■ **To be done**: Transcribe the entries exactly; images are not part of the copy.

■ **Data entries**:
**********

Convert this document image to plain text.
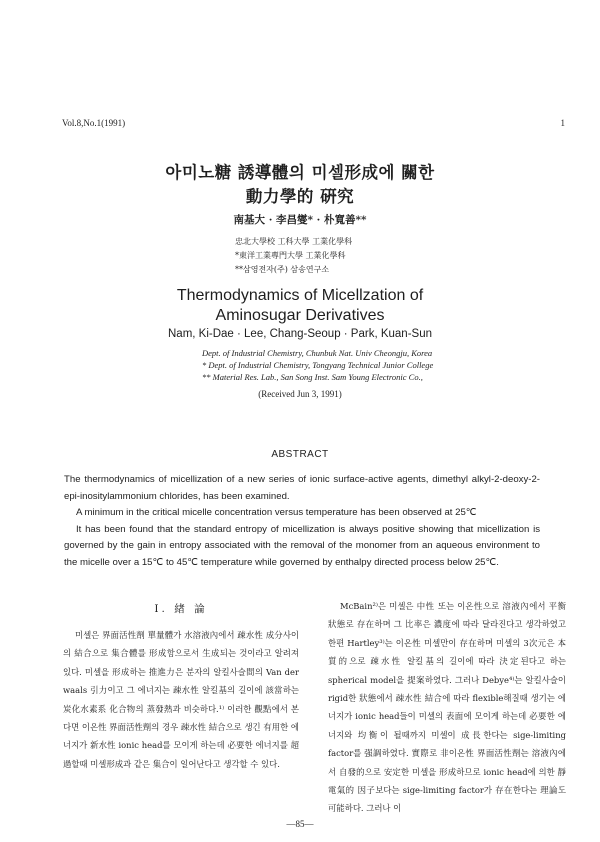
Vol.8,No.1(1991)	1
아미노糖 誘導體의 미셀形成에 關한
動力學的 硏究
南基大 · 李昌燮* · 朴寬善**
忠北大學校 工科大學 工業化學科
*東洋工業專門大學 工業化學科
**삼영전자(주) 삼송연구소
Thermodynamics of Micellzation of
Aminosugar Derivatives
Nam, Ki-Dae · Lee, Chang-Seoup · Park, Kuan-Sun
Dept. of Industrial Chemistry, Chunbuk Nat. Univ Cheongju, Korea
* Dept. of Industrial Chemistry, Tongyang Technical Junior College
** Material Res. Lab., San Song Inst. Sam Young Electronic Co.,
(Received Jun 3, 1991)
ABSTRACT

The thermodynamics of micellization of a new series of ionic surface-active agents, dimethyl alkyl-2-deoxy-2-epi-inositylammonium chlorides, has been examined.

A minimum in the critical micelle concentration versus temperature has been observed at 25℃

It has been found that the standard entropy of micellization is always positive showing that micellization is governed by the gain in entropy associated with the removal of the monomer from an aqueous environment to the micelle over a 15℃ to 45℃ temperature while governed by enthalpy directed process below 25℃.

I. 緖 論

미셀은 界面活性劑 單量體가 水溶液內에서 疎水性 成分사이의 結合으로 集合體를 形成함으로서 生成되는 것이라고 알려져 있다. 미셀을 形成하는 推進力은 분자의 알킬사슬間의 Van der waals 引力이고 그 에너지는 疎水性 알킬基의 길이에 該當하는 炭化水素系 化合物의 蒸發熱과 비슷하다.¹⁾ 이러한 觀點에서 본다면 이온性 界面活性劑의 경우 疎水性 結合으로 생긴 有用한 에너지가 新水性 ionic head를 모이게 하는데 必要한 에너지를 超過할때 미셀形成과 같은 集合이 일어난다고 생각할 수 있다.

McBain²⁾은 미셀은 中性 또는 이온性으로 溶液內에서 平衡狀態로 存在하며 그 比率은 濃度에 따라 달라진다고 생각하였고 한편 Hartley³⁾는 이온性 미셀만이 存在하며 미셀의 3次元은 本質的으로 疎水性 알킬基의 길이에 따라 決定된다고 하는 spherical model을 提案하였다. 그러나 Debye⁴⁾는 알킬사슬이 rigid한 狀態에서 疎水性 結合에 따라 flexible해질때 생기는 에너지가 ionic head들이 미셀의 表面에 모이게 하는데 必要한 에너지와 均衡이 될때까지 미셀이 成長한다는 sige-limiting factor를 强調하였다. 實際로 非이온性 界面活性劑는 溶液內에서 自發的으로 安定한 미셀을 形成하므로 ionic head에 의한 靜電氣的 因子보다는 sige-limiting factor가 存在한다는 理論도 可能하다. 그러나 이

—85—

**********

■ **Full output**:
Convert this document image to plain text.
Vol.8,No.1(1991)	1
아미노糖 誘導體의 미셀形成에 關한
動力學的 硏究
南基大 · 李昌燮* · 朴寬善**
忠北大學校 工科大學 工業化學科
*東洋工業專門大學 工業化學科
**삼영전자(주) 삼송연구소
Thermodynamics of Micellzation of
Aminosugar Derivatives
Nam, Ki-Dae · Lee, Chang-Seoup · Park, Kuan-Sun
Dept. of Industrial Chemistry, Chunbuk Nat. Univ Cheongju, Korea
* Dept. of Industrial Chemistry, Tongyang Technical Junior College
** Material Res. Lab., San Song Inst. Sam Young Electronic Co.,
(Received Jun 3, 1991)
ABSTRACT

The thermodynamics of micellization of a new series of ionic surface-active agents, dimethyl alkyl-2-deoxy-2-epi-inositylammonium chlorides, has been examined.

A minimum in the critical micelle concentration versus temperature has been observed at 25℃

It has been found that the standard entropy of micellization is always positive showing that micellization is governed by the gain in entropy associated with the removal of the monomer from an aqueous environment to the micelle over a 15℃ to 45℃ temperature while governed by enthalpy directed process below 25℃.

I. 緖 論

미셀은 界面活性劑 單量體가 水溶液內에서 疎水性 成分사이의 結合으로 集合體를 形成함으로서 生成되는 것이라고 알려져 있다. 미셀을 形成하는 推進力은 분자의 알킬사슬間의 Van der waals 引力이고 그 에너지는 疎水性 알킬基의 길이에 該當하는 炭化水素系 化合物의 蒸發熱과 비슷하다.¹⁾ 이러한 觀點에서 본다면 이온性 界面活性劑의 경우 疎水性 結合으로 생긴 有用한 에너지가 新水性 ionic head를 모이게 하는데 必要한 에너지를 超過할때 미셀形成과 같은 集合이 일어난다고 생각할 수 있다.

McBain²⁾은 미셀은 中性 또는 이온性으로 溶液內에서 平衡狀態로 存在하며 그 比率은 濃度에 따라 달라진다고 생각하였고 한편 Hartley³⁾는 이온性 미셀만이 存在하며 미셀의 3次元은 本質的으로 疎水性 알킬基의 길이에 따라 決定된다고 하는 spherical model을 提案하였다. 그러나 Debye⁴⁾는 알킬사슬이 rigid한 狀態에서 疎水性 結合에 따라 flexible해질때 생기는 에너지가 ionic head들이 미셀의 表面에 모이게 하는데 必要한 에너지와 均衡이 될때까지 미셀이 成長한다는 sige-limiting factor를 强調하였다. 實際로 非이온性 界面活性劑는 溶液內에서 自發的으로 安定한 미셀을 形成하므로 ionic head에 의한 靜電氣的 因子보다는 sige-limiting factor가 存在한다는 理論도 可能하다. 그러나 이

—85—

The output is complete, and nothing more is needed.